• [Given instruction 1]
In the loach forum thread, give the stretch from "## xooxxosaraoxxoox (Jun" through "to attack it?" again, swapping "blue gourami" for "pearl gourami".
• [Given instruction 2]
Carry on the forum thread about choosing a loach species from the point where it stops.

# Help on loach species to get



## xooxxosaraoxxoox (Jun 2, 2012)

Hello, I have a 75 gallon aquarium with 2 bristlenose plecos, some danions, and a blue gourami. I did house corydoras in the aquarium but the blue gourami attacks them, so i can no longer house corydoras. Is there a loach species that I could try that would do ok in this aquarium and fend off the gourami if it tried to attack it?


----------



## tbub1221 (Nov 1, 2012)

i dont know , do you like the eel looking loaches loke kilo and dojo loaches or are you more fan of a fish like type like clown loach , or like a hill streal loach , the hill stream and butterfly hillstream are very plat fish like some pleco but even flatter , they look that way for river rapid hydrodynamics , so needless to say they prefer current but if its aquarium bred i think they are hapy in minimul current they are fast but only get to like 4 -5 " so the gouramyi could hert them , the eel like ones are fast in burst but very doscile and iv got a dojo albino that is almost 4 1/2 " and bigger around than my little finger maybe close to my ring finger (im a 28 male 6'1" ) SO I GOT KINDA BIG HANDS LOL BUT HE IS A BIG SOFTY , HE WILL SWIM UP IN MY HAND WILE IM CLEANING MY TANK AND ATTEMPT TO NAP ON ME , I THINK THAT BECAUSE OF HIS SIZE AND THERE MINIMUL FIN SIZE MAKES HIM LESS OF A TARGET BEING BIG BUT LIKE MY LITTLE RED KOLI WOULD GET SWALLOWED UP LIKE SPAGHETTI. sorry for caps i think the fish looking loaches loke clown loach are heavier scaled and small fined also faster so if i attempted any probably one of them in my opinion but i dont think i would put any of them with gouramis , they are just a bit to nippy for my fish motel.

• [Data excerpts]
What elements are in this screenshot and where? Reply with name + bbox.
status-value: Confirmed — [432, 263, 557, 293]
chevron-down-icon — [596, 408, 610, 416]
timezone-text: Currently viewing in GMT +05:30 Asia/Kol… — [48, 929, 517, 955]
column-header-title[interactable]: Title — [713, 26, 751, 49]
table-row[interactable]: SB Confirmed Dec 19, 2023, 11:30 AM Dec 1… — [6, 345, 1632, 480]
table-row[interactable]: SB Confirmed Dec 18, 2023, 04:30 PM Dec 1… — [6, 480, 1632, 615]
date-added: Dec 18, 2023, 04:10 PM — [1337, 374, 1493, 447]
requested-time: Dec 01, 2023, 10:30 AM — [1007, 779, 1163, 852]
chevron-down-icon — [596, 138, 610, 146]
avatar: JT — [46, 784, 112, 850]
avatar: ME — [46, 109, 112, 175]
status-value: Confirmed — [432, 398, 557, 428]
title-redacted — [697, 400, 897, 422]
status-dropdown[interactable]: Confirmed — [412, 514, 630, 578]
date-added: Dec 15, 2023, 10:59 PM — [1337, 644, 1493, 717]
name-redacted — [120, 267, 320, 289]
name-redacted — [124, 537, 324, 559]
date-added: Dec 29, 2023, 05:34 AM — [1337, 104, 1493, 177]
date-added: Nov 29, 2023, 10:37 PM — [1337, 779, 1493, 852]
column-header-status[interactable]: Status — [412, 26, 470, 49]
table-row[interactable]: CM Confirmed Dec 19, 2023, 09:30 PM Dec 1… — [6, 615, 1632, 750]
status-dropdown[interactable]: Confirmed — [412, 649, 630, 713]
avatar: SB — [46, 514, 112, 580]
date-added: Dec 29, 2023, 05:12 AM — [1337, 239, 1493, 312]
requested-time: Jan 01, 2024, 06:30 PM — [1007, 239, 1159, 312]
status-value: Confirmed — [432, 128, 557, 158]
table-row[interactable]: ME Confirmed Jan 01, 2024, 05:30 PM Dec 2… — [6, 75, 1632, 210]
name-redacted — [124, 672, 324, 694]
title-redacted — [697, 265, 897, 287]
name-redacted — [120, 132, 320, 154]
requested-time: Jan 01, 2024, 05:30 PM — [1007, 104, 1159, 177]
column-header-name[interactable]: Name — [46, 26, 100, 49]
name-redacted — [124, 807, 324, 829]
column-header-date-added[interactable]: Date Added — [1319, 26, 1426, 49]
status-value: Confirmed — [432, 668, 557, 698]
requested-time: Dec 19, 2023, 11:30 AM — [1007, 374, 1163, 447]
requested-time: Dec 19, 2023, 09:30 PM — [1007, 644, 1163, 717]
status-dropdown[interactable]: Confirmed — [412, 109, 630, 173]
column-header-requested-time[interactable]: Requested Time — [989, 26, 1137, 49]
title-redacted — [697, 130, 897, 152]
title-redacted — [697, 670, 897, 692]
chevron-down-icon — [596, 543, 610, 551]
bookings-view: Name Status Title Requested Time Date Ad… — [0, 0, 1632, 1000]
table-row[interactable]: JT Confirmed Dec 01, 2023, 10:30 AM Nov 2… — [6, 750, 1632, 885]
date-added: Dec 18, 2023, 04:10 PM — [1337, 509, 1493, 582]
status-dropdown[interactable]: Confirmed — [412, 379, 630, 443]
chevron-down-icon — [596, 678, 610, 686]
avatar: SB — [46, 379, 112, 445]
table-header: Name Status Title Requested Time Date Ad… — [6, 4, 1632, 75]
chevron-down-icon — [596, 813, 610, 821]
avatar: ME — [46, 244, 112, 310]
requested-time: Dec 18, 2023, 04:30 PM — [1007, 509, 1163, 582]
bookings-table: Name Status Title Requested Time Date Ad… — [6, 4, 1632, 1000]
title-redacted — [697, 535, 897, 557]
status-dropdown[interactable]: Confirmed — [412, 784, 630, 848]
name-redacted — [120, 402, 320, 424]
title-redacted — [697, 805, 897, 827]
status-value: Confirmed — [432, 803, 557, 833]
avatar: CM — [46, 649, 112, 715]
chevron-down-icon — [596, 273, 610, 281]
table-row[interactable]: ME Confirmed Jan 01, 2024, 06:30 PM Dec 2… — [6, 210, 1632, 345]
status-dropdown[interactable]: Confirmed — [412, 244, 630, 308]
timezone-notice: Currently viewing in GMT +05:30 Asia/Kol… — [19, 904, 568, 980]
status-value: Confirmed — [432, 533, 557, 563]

• [Output 1]
## xooxxosaraoxxoox (Jun 2, 2012)

Hello, I have a 75 gallon aquarium with 2 bristlenose plecos, some danions, and a pearl gourami. I did house corydoras in the aquarium but the pearl gourami attacks them, so i can no longer house corydoras. Is there a loach species that I could try that would do ok in this aquarium and fend off the gourami if it tried to attack it?

• [Output 2]
----------



## Fishy Bob (Oct 22, 2012)

kinds of loaches. The Kuhli Loach and YoYo Botia Loach. Them are the only two i know about and out of them two i would say the Yoyo loach would be the best. My Kuhli loachs all hide for the most part, them come out and do their thing from time to time, but all in all they stay under my driftwood. My Yoyo's on the others hand are very active and WILL defend themselves but have yet to see them do anything aggressive. I have a 26 gallon with 2 albino longfin bushy nose plecos, a small normal pleco (just for now), 5 panda corys, 2 skunk corys, 1 male betta and 3 yoyo loaches. The ONLY incident ive seen, is when my betta became snippy one day and decided to nip at a loach and the loached chased him around the tank for about 5 minutes, nipping back at him. Since then they have never fought with each other or any other fish. Ive seen the betta have his stare down with the other fish but he wont attack them.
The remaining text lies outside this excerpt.